● What you will do
Copy every entry word for word, but skip the pictures.
== Record extracts
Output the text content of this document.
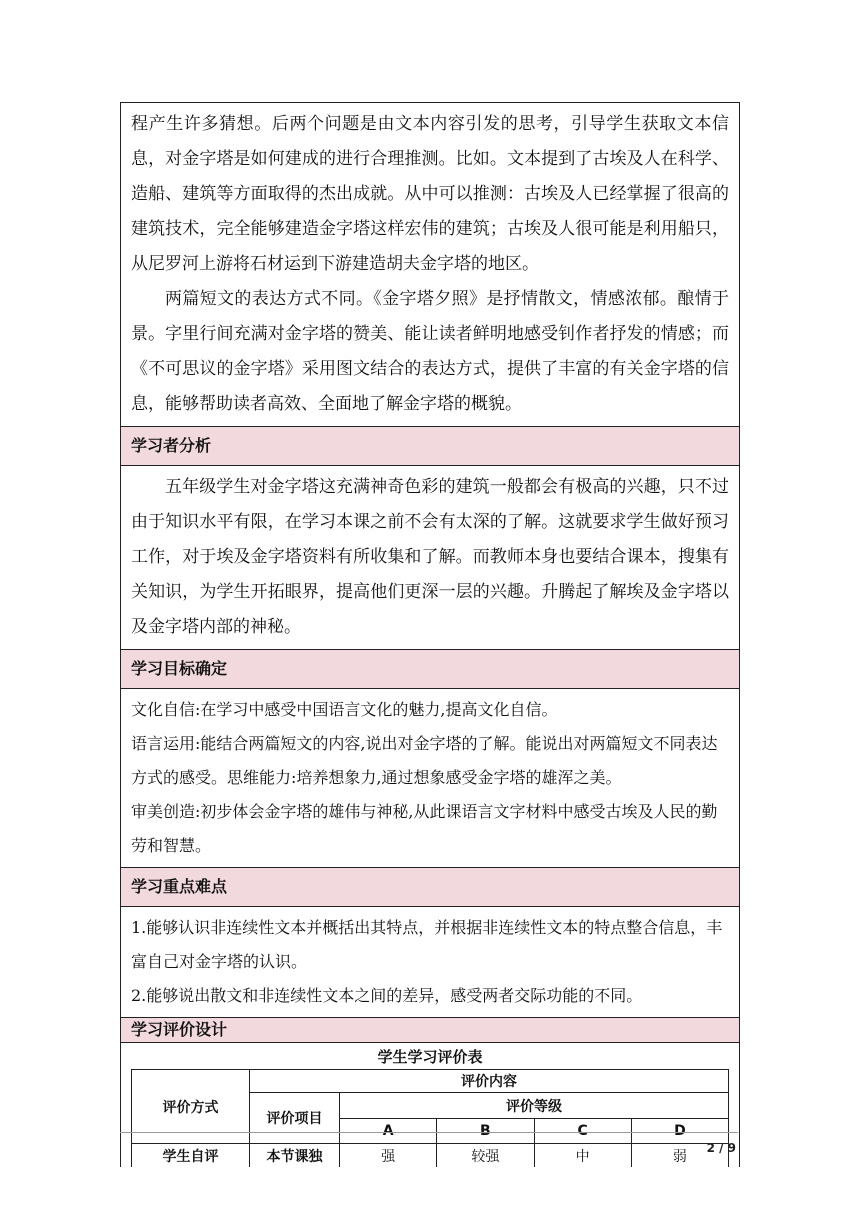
程产生许多猜想。后两个问题是由文本内容引发的思考，引导学生获取文本信息，对金字塔是如何建成的进行合理推测。比如。文本提到了古埃及人在科学、造船、建筑等方面取得的杰出成就。从中可以推测：古埃及人已经掌握了很高的建筑技术，完全能够建造金字塔这样宏伟的建筑；古埃及人很可能是利用船只，从尼罗河上游将石材运到下游建造胡夫金字塔的地区。

两篇短文的表达方式不同。《金字塔夕照》是抒情散文，情感浓郁。酿情于景。字里行间充满对金字塔的赞美、能让读者鲜明地感受钊作者抒发的情感；而《不可思议的金字塔》采用图文结合的表达方式，提供了丰富的有关金字塔的信息，能够帮助读者高效、全面地了解金字塔的概貌。

学习者分析

五年级学生对金字塔这充满神奇色彩的建筑一般都会有极高的兴趣，只不过由于知识水平有限，在学习本课之前不会有太深的了解。这就要求学生做好预习工作，对于埃及金字塔资料有所收集和了解。而教师本身也要结合课本，搜集有关知识，为学生开拓眼界，提高他们更深一层的兴趣。升腾起了解埃及金字塔以及金字塔内部的神秘。

学习目标确定

文化自信:在学习中感受中国语言文化的魅力,提高文化自信。

语言运用:能结合两篇短文的内容,说出对金字塔的了解。能说出对两篇短文不同表达方式的感受。思维能力:培养想象力,通过想象感受金字塔的雄浑之美。

审美创造:初步体会金字塔的雄伟与神秘,从此课语言文字材料中感受古埃及人民的勤劳和智慧。

学习重点难点

1.能够认识非连续性文本并概括出其特点，并根据非连续性文本的特点整合信息，丰富自己对金字塔的认识。

2.能够说出散文和非连续性文本之间的差异，感受两者交际功能的不同。

学习评价设计
学生学习评价表
评价方式	评价内容				
	评价项目	评价等级			
		A	B	C	D
学生自评	本节课独	强	较强	中	弱
2 / 9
====
● Task solution
Output the text content of this document.
程产生许多猜想。后两个问题是由文本内容引发的思考，引导学生获取文本信息，对金字塔是如何建成的进行合理推测。比如。文本提到了古埃及人在科学、造船、建筑等方面取得的杰出成就。从中可以推测：古埃及人已经掌握了很高的建筑技术，完全能够建造金字塔这样宏伟的建筑；古埃及人很可能是利用船只，从尼罗河上游将石材运到下游建造胡夫金字塔的地区。

两篇短文的表达方式不同。《金字塔夕照》是抒情散文，情感浓郁。酿情于景。字里行间充满对金字塔的赞美、能让读者鲜明地感受钊作者抒发的情感；而《不可思议的金字塔》采用图文结合的表达方式，提供了丰富的有关金字塔的信息，能够帮助读者高效、全面地了解金字塔的概貌。

学习者分析

五年级学生对金字塔这充满神奇色彩的建筑一般都会有极高的兴趣，只不过由于知识水平有限，在学习本课之前不会有太深的了解。这就要求学生做好预习工作，对于埃及金字塔资料有所收集和了解。而教师本身也要结合课本，搜集有关知识，为学生开拓眼界，提高他们更深一层的兴趣。升腾起了解埃及金字塔以及金字塔内部的神秘。

学习目标确定

文化自信:在学习中感受中国语言文化的魅力,提高文化自信。

语言运用:能结合两篇短文的内容,说出对金字塔的了解。能说出对两篇短文不同表达方式的感受。思维能力:培养想象力,通过想象感受金字塔的雄浑之美。

审美创造:初步体会金字塔的雄伟与神秘,从此课语言文字材料中感受古埃及人民的勤劳和智慧。

学习重点难点

1.能够认识非连续性文本并概括出其特点，并根据非连续性文本的特点整合信息，丰富自己对金字塔的认识。

2.能够说出散文和非连续性文本之间的差异，感受两者交际功能的不同。

学习评价设计
学生学习评价表
评价方式	评价内容				
	评价项目	评价等级			
		A	B	C	D
学生自评	本节课独	强	较强	中	弱
2 / 9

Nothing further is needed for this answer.